═══ Source document ═══
# Ben 14:2hh bay gelding



## Beddwyn (12 January 2015)

Looking for a gelding I rode from 2000-2004. Was around 7 when I started riding him, 11 when sold. Would be around 21 or so by now. Was kept at a yard near Guiting Power in Gloucestershire. His owner sold him as she was going to university, I believe.

Sorry, no photos, I'm afraid. Ben had his faults, but I did enjoy riding him, and am interested in what he's been up to since then. (Or even if he's still around!)

Name: Ben (may have since been changed)
Breed: Possible NF X
Height: 14:2hh
Sex: Gelding
Colour: Bay
Build: Stocky and cob-like, lots of feathering on legs. Thick, cresty neck.
Lumps or bumps: May have scarring on one hind leg (believe it was the near hind). Scarring caused by getting tangled in wire when out in the field.
Freezemark: No. May have been freezemarked since, however.
═══ Supplied entries ═══
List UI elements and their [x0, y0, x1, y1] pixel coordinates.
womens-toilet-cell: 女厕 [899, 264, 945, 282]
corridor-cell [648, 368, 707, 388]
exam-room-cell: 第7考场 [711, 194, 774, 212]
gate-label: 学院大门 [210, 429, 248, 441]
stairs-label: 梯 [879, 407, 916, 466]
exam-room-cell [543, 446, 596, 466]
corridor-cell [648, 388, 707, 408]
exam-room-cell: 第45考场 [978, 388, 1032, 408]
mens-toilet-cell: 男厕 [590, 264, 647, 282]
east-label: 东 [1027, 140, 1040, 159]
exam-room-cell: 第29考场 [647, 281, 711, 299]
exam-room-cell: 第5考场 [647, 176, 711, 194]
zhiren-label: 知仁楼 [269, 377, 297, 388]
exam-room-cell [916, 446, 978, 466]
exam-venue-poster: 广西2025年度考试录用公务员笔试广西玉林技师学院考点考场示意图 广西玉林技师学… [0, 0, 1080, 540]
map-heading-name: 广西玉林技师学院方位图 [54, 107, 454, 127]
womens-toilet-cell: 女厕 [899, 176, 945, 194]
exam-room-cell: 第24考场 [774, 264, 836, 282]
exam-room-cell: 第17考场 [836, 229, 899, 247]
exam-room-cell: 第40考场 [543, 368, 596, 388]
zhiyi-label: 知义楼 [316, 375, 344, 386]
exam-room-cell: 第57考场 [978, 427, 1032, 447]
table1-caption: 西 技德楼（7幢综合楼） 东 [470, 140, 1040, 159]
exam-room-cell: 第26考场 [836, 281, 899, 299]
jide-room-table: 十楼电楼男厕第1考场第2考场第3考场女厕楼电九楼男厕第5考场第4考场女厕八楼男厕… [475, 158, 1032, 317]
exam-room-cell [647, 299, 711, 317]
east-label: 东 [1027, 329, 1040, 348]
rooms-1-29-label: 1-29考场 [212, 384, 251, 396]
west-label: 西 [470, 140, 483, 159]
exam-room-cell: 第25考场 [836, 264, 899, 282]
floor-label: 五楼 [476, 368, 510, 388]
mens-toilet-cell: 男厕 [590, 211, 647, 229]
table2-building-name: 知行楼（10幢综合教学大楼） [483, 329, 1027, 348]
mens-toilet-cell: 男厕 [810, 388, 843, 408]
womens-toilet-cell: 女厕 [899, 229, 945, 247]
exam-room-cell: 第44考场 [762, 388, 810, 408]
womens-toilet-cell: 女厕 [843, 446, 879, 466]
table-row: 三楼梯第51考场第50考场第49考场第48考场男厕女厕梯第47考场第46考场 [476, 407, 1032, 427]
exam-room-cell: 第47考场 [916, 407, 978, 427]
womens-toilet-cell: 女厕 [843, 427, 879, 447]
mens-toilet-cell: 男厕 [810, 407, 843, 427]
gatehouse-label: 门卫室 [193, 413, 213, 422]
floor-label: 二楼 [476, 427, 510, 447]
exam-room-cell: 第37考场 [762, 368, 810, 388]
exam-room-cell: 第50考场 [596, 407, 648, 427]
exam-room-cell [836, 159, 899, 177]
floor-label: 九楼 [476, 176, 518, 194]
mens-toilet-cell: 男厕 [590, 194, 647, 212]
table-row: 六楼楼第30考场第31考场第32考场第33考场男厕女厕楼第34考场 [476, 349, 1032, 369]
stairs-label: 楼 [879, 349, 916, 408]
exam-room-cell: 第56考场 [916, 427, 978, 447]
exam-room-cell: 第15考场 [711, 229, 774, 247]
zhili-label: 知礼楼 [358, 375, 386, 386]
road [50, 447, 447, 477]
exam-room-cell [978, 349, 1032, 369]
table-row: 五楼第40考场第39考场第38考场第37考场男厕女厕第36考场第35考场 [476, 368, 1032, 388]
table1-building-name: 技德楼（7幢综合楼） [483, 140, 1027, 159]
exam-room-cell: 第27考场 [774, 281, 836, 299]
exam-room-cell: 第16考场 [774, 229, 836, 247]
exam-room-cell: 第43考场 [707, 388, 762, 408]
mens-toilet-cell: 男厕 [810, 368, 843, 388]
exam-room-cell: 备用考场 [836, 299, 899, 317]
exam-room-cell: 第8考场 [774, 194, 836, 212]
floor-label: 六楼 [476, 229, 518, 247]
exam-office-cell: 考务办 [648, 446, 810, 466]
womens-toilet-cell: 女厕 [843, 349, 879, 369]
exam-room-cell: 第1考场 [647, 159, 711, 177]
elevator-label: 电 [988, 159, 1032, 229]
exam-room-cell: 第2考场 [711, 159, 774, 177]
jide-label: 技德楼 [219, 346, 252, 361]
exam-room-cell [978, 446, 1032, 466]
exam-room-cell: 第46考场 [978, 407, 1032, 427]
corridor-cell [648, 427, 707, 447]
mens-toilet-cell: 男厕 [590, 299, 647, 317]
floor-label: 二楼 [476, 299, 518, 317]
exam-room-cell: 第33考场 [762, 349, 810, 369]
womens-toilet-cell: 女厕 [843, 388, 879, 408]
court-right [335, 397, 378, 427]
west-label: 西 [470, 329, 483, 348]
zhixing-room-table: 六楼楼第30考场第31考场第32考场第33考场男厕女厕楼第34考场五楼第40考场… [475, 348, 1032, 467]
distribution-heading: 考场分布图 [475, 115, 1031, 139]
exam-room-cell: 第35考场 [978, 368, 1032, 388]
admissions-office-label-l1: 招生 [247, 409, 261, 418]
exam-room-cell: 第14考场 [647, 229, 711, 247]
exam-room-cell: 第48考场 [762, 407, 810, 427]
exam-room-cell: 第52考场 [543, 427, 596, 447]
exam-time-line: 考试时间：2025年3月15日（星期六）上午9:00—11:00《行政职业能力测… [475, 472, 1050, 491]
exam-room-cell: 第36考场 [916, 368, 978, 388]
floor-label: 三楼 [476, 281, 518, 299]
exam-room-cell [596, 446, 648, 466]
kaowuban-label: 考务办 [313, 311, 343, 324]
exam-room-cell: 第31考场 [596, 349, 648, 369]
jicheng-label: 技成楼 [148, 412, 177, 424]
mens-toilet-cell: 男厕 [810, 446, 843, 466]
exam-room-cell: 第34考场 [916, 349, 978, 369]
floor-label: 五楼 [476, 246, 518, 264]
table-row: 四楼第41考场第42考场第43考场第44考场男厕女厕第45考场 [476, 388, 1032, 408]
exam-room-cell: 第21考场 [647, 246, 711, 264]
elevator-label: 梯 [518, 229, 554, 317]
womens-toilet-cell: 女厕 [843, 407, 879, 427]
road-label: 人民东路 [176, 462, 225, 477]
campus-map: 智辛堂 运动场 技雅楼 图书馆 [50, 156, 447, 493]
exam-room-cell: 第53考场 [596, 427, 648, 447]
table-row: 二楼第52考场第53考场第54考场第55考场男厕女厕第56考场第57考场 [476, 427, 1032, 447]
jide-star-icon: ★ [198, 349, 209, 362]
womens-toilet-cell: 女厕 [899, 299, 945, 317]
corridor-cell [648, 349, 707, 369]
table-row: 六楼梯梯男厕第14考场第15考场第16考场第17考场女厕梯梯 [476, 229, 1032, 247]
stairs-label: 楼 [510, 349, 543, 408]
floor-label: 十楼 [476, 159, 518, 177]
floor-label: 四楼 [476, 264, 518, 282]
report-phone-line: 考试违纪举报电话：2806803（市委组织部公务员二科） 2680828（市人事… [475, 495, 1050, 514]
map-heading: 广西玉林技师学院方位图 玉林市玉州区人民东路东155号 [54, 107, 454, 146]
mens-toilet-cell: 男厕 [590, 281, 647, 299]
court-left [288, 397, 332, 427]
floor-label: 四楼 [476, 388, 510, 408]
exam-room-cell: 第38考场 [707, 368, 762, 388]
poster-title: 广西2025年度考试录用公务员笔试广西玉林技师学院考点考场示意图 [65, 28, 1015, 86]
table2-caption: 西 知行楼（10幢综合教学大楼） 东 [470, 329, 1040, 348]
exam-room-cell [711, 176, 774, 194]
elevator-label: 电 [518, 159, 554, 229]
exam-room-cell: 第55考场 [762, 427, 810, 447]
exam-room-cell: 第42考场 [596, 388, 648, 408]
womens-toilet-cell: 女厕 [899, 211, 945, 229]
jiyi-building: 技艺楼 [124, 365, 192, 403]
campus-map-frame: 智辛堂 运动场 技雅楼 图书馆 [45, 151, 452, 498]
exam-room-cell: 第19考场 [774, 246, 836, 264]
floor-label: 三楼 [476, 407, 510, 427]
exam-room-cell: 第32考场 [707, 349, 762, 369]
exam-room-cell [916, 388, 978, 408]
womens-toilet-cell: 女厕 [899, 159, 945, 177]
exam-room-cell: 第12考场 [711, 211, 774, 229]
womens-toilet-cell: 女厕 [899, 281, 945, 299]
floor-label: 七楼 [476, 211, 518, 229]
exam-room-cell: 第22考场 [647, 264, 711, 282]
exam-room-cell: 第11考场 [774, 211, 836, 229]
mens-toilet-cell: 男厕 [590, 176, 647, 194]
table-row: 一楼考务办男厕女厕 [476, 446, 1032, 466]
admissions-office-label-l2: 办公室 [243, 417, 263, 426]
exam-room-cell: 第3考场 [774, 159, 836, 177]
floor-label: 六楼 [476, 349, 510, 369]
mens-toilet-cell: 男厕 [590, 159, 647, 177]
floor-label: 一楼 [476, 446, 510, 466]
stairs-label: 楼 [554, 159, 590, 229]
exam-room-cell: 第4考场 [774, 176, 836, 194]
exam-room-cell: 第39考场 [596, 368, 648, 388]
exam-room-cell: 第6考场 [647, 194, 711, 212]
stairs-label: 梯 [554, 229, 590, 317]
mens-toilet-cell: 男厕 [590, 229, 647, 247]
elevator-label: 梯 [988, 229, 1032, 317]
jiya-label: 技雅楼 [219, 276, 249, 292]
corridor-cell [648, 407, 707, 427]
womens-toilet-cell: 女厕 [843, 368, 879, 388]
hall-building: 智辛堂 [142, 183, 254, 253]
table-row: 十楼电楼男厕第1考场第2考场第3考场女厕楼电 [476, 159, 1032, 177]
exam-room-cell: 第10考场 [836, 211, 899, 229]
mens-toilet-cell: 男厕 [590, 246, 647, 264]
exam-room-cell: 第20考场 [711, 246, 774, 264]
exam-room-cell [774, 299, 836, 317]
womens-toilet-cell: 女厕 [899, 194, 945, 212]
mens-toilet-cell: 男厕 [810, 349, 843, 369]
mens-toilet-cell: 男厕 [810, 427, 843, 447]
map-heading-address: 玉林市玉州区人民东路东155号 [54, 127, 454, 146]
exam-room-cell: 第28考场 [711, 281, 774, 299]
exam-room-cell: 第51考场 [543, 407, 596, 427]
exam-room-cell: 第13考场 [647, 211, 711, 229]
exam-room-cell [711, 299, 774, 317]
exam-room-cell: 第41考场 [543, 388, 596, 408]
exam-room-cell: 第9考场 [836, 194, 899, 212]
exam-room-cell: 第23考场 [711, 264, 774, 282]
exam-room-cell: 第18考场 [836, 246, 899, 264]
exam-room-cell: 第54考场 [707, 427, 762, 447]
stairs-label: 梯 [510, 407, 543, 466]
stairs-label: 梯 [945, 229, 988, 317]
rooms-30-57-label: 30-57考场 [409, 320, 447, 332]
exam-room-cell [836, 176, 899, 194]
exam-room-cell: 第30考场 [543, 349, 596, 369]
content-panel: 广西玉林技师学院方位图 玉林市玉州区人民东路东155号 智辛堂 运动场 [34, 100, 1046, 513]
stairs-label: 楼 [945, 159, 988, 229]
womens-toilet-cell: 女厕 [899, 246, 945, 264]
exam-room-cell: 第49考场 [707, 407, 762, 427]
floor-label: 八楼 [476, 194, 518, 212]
═══
▶ [Actions to take]:
1 > Answer these about the post searching for Ben:
(a) Near which village was Ben kept?
(b) What caused the scarring on his hind leg?
(c) How is his neck described?
2 > Carry on the post searching for Ben, starting after its last line.
The entries above have no role in this.

▶ [Results of the exercise]:
1 >
(a) Guiting Power, in Gloucestershire
(b) Getting tangled in wire when out in the field
(c) Thick and cresty

2 >
Temperament: Loved being groomed. Good to lead. Rather accident prone and clumsy. When turned out in field, would roll and then begin eating as much as he could. Was fine with horses/ponies he knew, but could be funny with those new to the yard.
Under saddle: While not very easy to get going, would not say that he was a novice ride. Did not like loud vehicles such as tractors, motorbikes or large lorries. Easily spooked - bucked with me on board when frightened by a pheasant. Liked hacking with horses/ponies he knew, but could play up when hacking with those he didn't or when in small groups. Didn't like getting hs feet muddy or wet when being ridden.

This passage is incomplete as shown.